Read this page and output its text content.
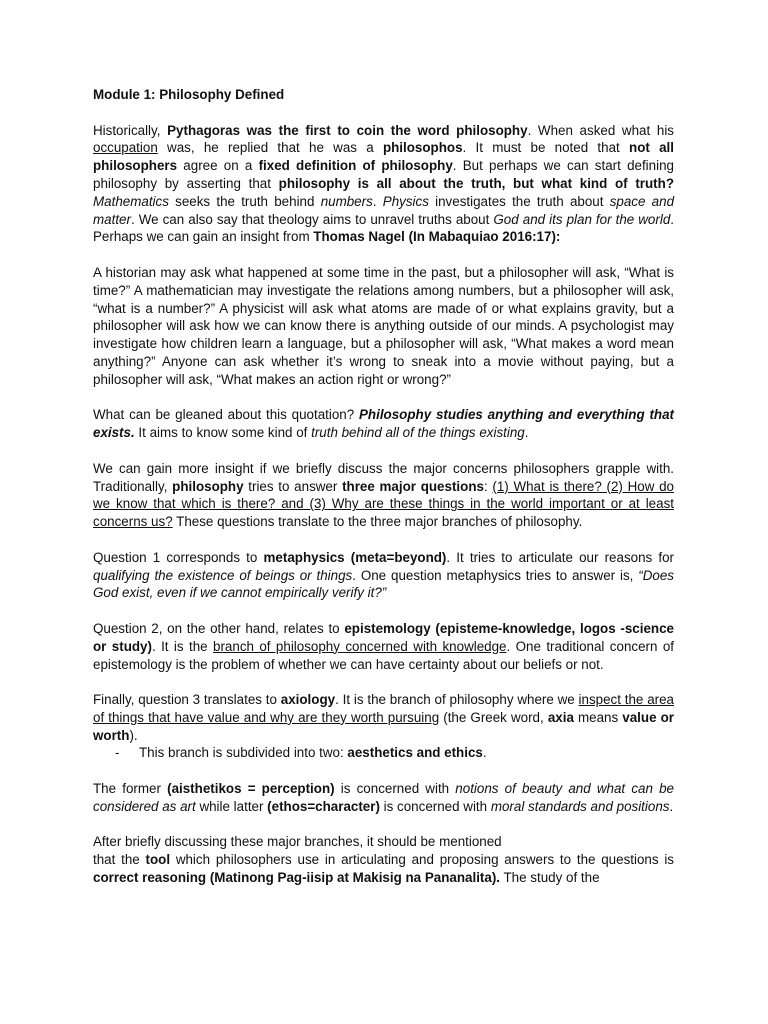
Module 1: Philosophy Defined

Historically, Pythagoras was the first to coin the word philosophy. When asked what his occupation was, he replied that he was a philosophos. It must be noted that not all philosophers agree on a fixed definition of philosophy. But perhaps we can start defining philosophy by asserting that philosophy is all about the truth, but what kind of truth? Mathematics seeks the truth behind numbers. Physics investigates the truth about space and matter. We can also say that theology aims to unravel truths about God and its plan for the world. Perhaps we can gain an insight from Thomas Nagel (In Mabaquiao 2016:17):

A historian may ask what happened at some time in the past, but a philosopher will ask, “What is time?” A mathematician may investigate the relations among numbers, but a philosopher will ask, “what is a number?” A physicist will ask what atoms are made of or what explains gravity, but a philosopher will ask how we can know there is anything outside of our minds. A psychologist may investigate how children learn a language, but a philosopher will ask, “What makes a word mean anything?” Anyone can ask whether it’s wrong to sneak into a movie without paying, but a philosopher will ask, “What makes an action right or wrong?”

What can be gleaned about this quotation? Philosophy studies anything and everything that exists. It aims to know some kind of truth behind all of the things existing.

We can gain more insight if we briefly discuss the major concerns philosophers grapple with. Traditionally, philosophy tries to answer three major questions: (1) What is there? (2) How do we know that which is there? and (3) Why are these things in the world important or at least concerns us? These questions translate to the three major branches of philosophy.

Question 1 corresponds to metaphysics (meta=beyond). It tries to articulate our reasons for qualifying the existence of beings or things. One question metaphysics tries to answer is, “Does God exist, even if we cannot empirically verify it?”

Question 2, on the other hand, relates to epistemology (episteme-knowledge, logos -science or study). It is the branch of philosophy concerned with knowledge. One traditional concern of epistemology is the problem of whether we can have certainty about our beliefs or not.

Finally, question 3 translates to axiology. It is the branch of philosophy where we inspect the area of things that have value and why are they worth pursuing (the Greek word, axia means value or worth).

-	This branch is subdivided into two: aesthetics and ethics.

The former (aisthetikos = perception) is concerned with notions of beauty and what can be considered as art while latter (ethos=character) is concerned with moral standards and positions.

After briefly discussing these major branches, it should be mentioned

that the tool which philosophers use in articulating and proposing answers to the questions is correct reasoning (Matinong Pag-iisip at Makisig na Pananalita). The study of the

▬▬▬▬▬▬▬▬▬▬

**Required work:**
Copy all the lines above that hold the string "branches".

**Worked solution:**
We can gain more insight if we briefly discuss the major concerns philosophers grapple with. Traditionally, philosophy tries to answer three major questions: (1) What is there? (2) How do we know that which is there? and (3) Why are these things in the world important or at least concerns us? These questions translate to the three major branches of philosophy.
After briefly discussing these major branches, it should be mentioned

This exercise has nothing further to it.